Your task ->
Give the material again in full, matching it exactly.

━━ The input ━━

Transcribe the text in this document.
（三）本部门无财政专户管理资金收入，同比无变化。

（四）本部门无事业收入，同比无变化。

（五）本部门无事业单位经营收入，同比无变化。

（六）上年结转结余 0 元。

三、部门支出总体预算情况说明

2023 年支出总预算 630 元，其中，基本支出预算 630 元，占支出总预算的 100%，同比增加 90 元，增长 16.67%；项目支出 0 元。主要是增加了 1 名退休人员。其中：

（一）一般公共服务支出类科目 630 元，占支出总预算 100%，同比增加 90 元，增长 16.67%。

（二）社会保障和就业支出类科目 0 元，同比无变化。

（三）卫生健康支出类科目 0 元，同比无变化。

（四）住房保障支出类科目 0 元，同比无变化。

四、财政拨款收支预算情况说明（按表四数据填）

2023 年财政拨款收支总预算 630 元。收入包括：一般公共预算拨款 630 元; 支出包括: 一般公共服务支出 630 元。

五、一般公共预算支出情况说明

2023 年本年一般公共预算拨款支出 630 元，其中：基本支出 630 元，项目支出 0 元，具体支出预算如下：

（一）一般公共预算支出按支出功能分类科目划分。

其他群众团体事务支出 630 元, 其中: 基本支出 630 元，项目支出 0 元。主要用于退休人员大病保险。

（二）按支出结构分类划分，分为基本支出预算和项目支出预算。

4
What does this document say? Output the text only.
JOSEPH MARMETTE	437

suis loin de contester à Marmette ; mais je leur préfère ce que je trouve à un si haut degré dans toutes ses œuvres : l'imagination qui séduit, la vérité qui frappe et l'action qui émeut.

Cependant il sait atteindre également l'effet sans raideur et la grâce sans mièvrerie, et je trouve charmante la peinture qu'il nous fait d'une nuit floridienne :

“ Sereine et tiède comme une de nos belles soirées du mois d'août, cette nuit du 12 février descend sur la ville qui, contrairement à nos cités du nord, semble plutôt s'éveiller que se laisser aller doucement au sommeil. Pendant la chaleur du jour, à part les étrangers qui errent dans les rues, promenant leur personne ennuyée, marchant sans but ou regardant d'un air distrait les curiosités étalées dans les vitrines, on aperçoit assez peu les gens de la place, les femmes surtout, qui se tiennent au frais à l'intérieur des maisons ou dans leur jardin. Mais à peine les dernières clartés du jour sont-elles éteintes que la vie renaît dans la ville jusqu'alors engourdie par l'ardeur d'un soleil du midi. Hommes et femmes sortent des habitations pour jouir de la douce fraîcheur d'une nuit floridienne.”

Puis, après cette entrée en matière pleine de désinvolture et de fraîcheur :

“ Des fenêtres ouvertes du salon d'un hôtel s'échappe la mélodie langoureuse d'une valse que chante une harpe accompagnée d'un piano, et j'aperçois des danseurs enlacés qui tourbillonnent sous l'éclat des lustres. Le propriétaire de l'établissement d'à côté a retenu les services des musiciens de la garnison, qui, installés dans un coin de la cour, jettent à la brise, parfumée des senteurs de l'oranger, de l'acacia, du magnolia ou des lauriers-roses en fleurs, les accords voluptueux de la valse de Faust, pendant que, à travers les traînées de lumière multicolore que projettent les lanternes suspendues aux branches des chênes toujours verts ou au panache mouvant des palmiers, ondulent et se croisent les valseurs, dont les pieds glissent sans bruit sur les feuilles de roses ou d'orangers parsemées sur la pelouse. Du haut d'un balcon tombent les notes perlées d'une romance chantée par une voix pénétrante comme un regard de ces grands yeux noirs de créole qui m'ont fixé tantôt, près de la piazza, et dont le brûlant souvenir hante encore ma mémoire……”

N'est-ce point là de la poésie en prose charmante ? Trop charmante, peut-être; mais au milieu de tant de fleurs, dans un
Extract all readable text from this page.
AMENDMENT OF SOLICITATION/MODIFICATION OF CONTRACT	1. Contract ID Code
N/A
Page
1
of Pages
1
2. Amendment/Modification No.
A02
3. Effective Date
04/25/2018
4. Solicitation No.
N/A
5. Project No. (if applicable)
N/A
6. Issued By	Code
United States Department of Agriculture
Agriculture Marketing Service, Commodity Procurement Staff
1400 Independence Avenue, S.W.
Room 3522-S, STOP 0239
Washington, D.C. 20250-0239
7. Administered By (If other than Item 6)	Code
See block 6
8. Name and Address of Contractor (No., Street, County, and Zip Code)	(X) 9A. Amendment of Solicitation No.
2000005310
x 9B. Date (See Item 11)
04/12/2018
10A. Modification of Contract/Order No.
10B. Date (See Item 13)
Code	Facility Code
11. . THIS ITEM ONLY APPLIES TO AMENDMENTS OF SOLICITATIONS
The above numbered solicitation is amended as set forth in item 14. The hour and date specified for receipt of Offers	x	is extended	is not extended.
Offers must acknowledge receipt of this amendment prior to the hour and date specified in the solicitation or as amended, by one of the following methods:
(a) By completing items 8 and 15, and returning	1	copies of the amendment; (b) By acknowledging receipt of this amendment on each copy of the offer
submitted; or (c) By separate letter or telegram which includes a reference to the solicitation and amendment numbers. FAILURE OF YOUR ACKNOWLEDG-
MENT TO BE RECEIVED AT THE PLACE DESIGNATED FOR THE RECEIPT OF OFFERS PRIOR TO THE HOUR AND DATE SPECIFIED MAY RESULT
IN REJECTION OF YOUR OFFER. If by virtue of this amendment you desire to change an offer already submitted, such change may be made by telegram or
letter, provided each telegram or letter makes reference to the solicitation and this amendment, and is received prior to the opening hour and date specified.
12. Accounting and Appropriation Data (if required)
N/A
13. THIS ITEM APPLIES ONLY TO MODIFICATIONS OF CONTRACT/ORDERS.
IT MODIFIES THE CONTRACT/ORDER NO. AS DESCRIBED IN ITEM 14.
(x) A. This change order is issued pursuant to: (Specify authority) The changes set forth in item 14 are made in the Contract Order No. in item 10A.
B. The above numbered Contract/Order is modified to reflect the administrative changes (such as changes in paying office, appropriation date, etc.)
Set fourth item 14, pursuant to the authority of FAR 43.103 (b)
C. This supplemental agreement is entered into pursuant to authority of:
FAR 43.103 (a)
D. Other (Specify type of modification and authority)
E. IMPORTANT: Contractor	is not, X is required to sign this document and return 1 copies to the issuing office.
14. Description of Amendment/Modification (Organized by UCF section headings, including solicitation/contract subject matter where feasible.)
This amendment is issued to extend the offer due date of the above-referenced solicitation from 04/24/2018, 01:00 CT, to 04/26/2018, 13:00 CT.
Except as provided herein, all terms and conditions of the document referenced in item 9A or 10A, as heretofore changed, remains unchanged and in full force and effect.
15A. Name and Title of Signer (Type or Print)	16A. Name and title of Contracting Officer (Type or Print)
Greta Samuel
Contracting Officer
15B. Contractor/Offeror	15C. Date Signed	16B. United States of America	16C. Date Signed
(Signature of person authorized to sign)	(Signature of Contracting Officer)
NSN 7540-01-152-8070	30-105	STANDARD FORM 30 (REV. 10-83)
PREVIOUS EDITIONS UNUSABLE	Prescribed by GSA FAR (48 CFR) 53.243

━━━

Full response ->
Transcribe the text in this document.
（三）本部门无财政专户管理资金收入，同比无变化。

（四）本部门无事业收入，同比无变化。

（五）本部门无事业单位经营收入，同比无变化。

（六）上年结转结余 0 元。

三、部门支出总体预算情况说明

2023 年支出总预算 630 元，其中，基本支出预算 630 元，占支出总预算的 100%，同比增加 90 元，增长 16.67%；项目支出 0 元。主要是增加了 1 名退休人员。其中：

（一）一般公共服务支出类科目 630 元，占支出总预算 100%，同比增加 90 元，增长 16.67%。

（二）社会保障和就业支出类科目 0 元，同比无变化。

（三）卫生健康支出类科目 0 元，同比无变化。

（四）住房保障支出类科目 0 元，同比无变化。

四、财政拨款收支预算情况说明（按表四数据填）

2023 年财政拨款收支总预算 630 元。收入包括：一般公共预算拨款 630 元; 支出包括: 一般公共服务支出 630 元。

五、一般公共预算支出情况说明

2023 年本年一般公共预算拨款支出 630 元，其中：基本支出 630 元，项目支出 0 元，具体支出预算如下：

（一）一般公共预算支出按支出功能分类科目划分。

其他群众团体事务支出 630 元, 其中: 基本支出 630 元，项目支出 0 元。主要用于退休人员大病保险。

（二）按支出结构分类划分，分为基本支出预算和项目支出预算。

4
What does this document say? Output the text only.
JOSEPH MARMETTE	437

suis loin de contester à Marmette ; mais je leur préfère ce que je trouve à un si haut degré dans toutes ses œuvres : l'imagination qui séduit, la vérité qui frappe et l'action qui émeut.

Cependant il sait atteindre également l'effet sans raideur et la grâce sans mièvrerie, et je trouve charmante la peinture qu'il nous fait d'une nuit floridienne :

“ Sereine et tiède comme une de nos belles soirées du mois d'août, cette nuit du 12 février descend sur la ville qui, contrairement à nos cités du nord, semble plutôt s'éveiller que se laisser aller doucement au sommeil. Pendant la chaleur du jour, à part les étrangers qui errent dans les rues, promenant leur personne ennuyée, marchant sans but ou regardant d'un air distrait les curiosités étalées dans les vitrines, on aperçoit assez peu les gens de la place, les femmes surtout, qui se tiennent au frais à l'intérieur des maisons ou dans leur jardin. Mais à peine les dernières clartés du jour sont-elles éteintes que la vie renaît dans la ville jusqu'alors engourdie par l'ardeur d'un soleil du midi. Hommes et femmes sortent des habitations pour jouir de la douce fraîcheur d'une nuit floridienne.”

Puis, après cette entrée en matière pleine de désinvolture et de fraîcheur :

“ Des fenêtres ouvertes du salon d'un hôtel s'échappe la mélodie langoureuse d'une valse que chante une harpe accompagnée d'un piano, et j'aperçois des danseurs enlacés qui tourbillonnent sous l'éclat des lustres. Le propriétaire de l'établissement d'à côté a retenu les services des musiciens de la garnison, qui, installés dans un coin de la cour, jettent à la brise, parfumée des senteurs de l'oranger, de l'acacia, du magnolia ou des lauriers-roses en fleurs, les accords voluptueux de la valse de Faust, pendant que, à travers les traînées de lumière multicolore que projettent les lanternes suspendues aux branches des chênes toujours verts ou au panache mouvant des palmiers, ondulent et se croisent les valseurs, dont les pieds glissent sans bruit sur les feuilles de roses ou d'orangers parsemées sur la pelouse. Du haut d'un balcon tombent les notes perlées d'une romance chantée par une voix pénétrante comme un regard de ces grands yeux noirs de créole qui m'ont fixé tantôt, près de la piazza, et dont le brûlant souvenir hante encore ma mémoire……”

N'est-ce point là de la poésie en prose charmante ? Trop charmante, peut-être; mais au milieu de tant de fleurs, dans un
Extract all readable text from this page.
AMENDMENT OF SOLICITATION/MODIFICATION OF CONTRACT	1. Contract ID Code
N/A
Page
1
of Pages
1
2. Amendment/Modification No.
A02
3. Effective Date
04/25/2018
4. Solicitation No.
N/A
5. Project No. (if applicable)
N/A
6. Issued By	Code
United States Department of Agriculture
Agriculture Marketing Service, Commodity Procurement Staff
1400 Independence Avenue, S.W.
Room 3522-S, STOP 0239
Washington, D.C. 20250-0239
7. Administered By (If other than Item 6)	Code
See block 6
8. Name and Address of Contractor (No., Street, County, and Zip Code)	(X) 9A. Amendment of Solicitation No.
2000005310
x 9B. Date (See Item 11)
04/12/2018
10A. Modification of Contract/Order No.
10B. Date (See Item 13)
Code	Facility Code
11. . THIS ITEM ONLY APPLIES TO AMENDMENTS OF SOLICITATIONS
The above numbered solicitation is amended as set forth in item 14. The hour and date specified for receipt of Offers	x	is extended	is not extended.
Offers must acknowledge receipt of this amendment prior to the hour and date specified in the solicitation or as amended, by one of the following methods:
(a) By completing items 8 and 15, and returning	1	copies of the amendment; (b) By acknowledging receipt of this amendment on each copy of the offer
submitted; or (c) By separate letter or telegram which includes a reference to the solicitation and amendment numbers. FAILURE OF YOUR ACKNOWLEDG-
MENT TO BE RECEIVED AT THE PLACE DESIGNATED FOR THE RECEIPT OF OFFERS PRIOR TO THE HOUR AND DATE SPECIFIED MAY RESULT
IN REJECTION OF YOUR OFFER. If by virtue of this amendment you desire to change an offer already submitted, such change may be made by telegram or
letter, provided each telegram or letter makes reference to the solicitation and this amendment, and is received prior to the opening hour and date specified.
12. Accounting and Appropriation Data (if required)
N/A
13. THIS ITEM APPLIES ONLY TO MODIFICATIONS OF CONTRACT/ORDERS.
IT MODIFIES THE CONTRACT/ORDER NO. AS DESCRIBED IN ITEM 14.
(x) A. This change order is issued pursuant to: (Specify authority) The changes set forth in item 14 are made in the Contract Order No. in item 10A.
B. The above numbered Contract/Order is modified to reflect the administrative changes (such as changes in paying office, appropriation date, etc.)
Set fourth item 14, pursuant to the authority of FAR 43.103 (b)
C. This supplemental agreement is entered into pursuant to authority of:
FAR 43.103 (a)
D. Other (Specify type of modification and authority)
E. IMPORTANT: Contractor	is not, X is required to sign this document and return 1 copies to the issuing office.
14. Description of Amendment/Modification (Organized by UCF section headings, including solicitation/contract subject matter where feasible.)
This amendment is issued to extend the offer due date of the above-referenced solicitation from 04/24/2018, 01:00 CT, to 04/26/2018, 13:00 CT.
Except as provided herein, all terms and conditions of the document referenced in item 9A or 10A, as heretofore changed, remains unchanged and in full force and effect.
15A. Name and Title of Signer (Type or Print)	16A. Name and title of Contracting Officer (Type or Print)
Greta Samuel
Contracting Officer
15B. Contractor/Offeror	15C. Date Signed	16B. United States of America	16C. Date Signed
(Signature of person authorized to sign)	(Signature of Contracting Officer)
NSN 7540-01-152-8070	30-105	STANDARD FORM 30 (REV. 10-83)
PREVIOUS EDITIONS UNUSABLE	Prescribed by GSA FAR (48 CFR) 53.243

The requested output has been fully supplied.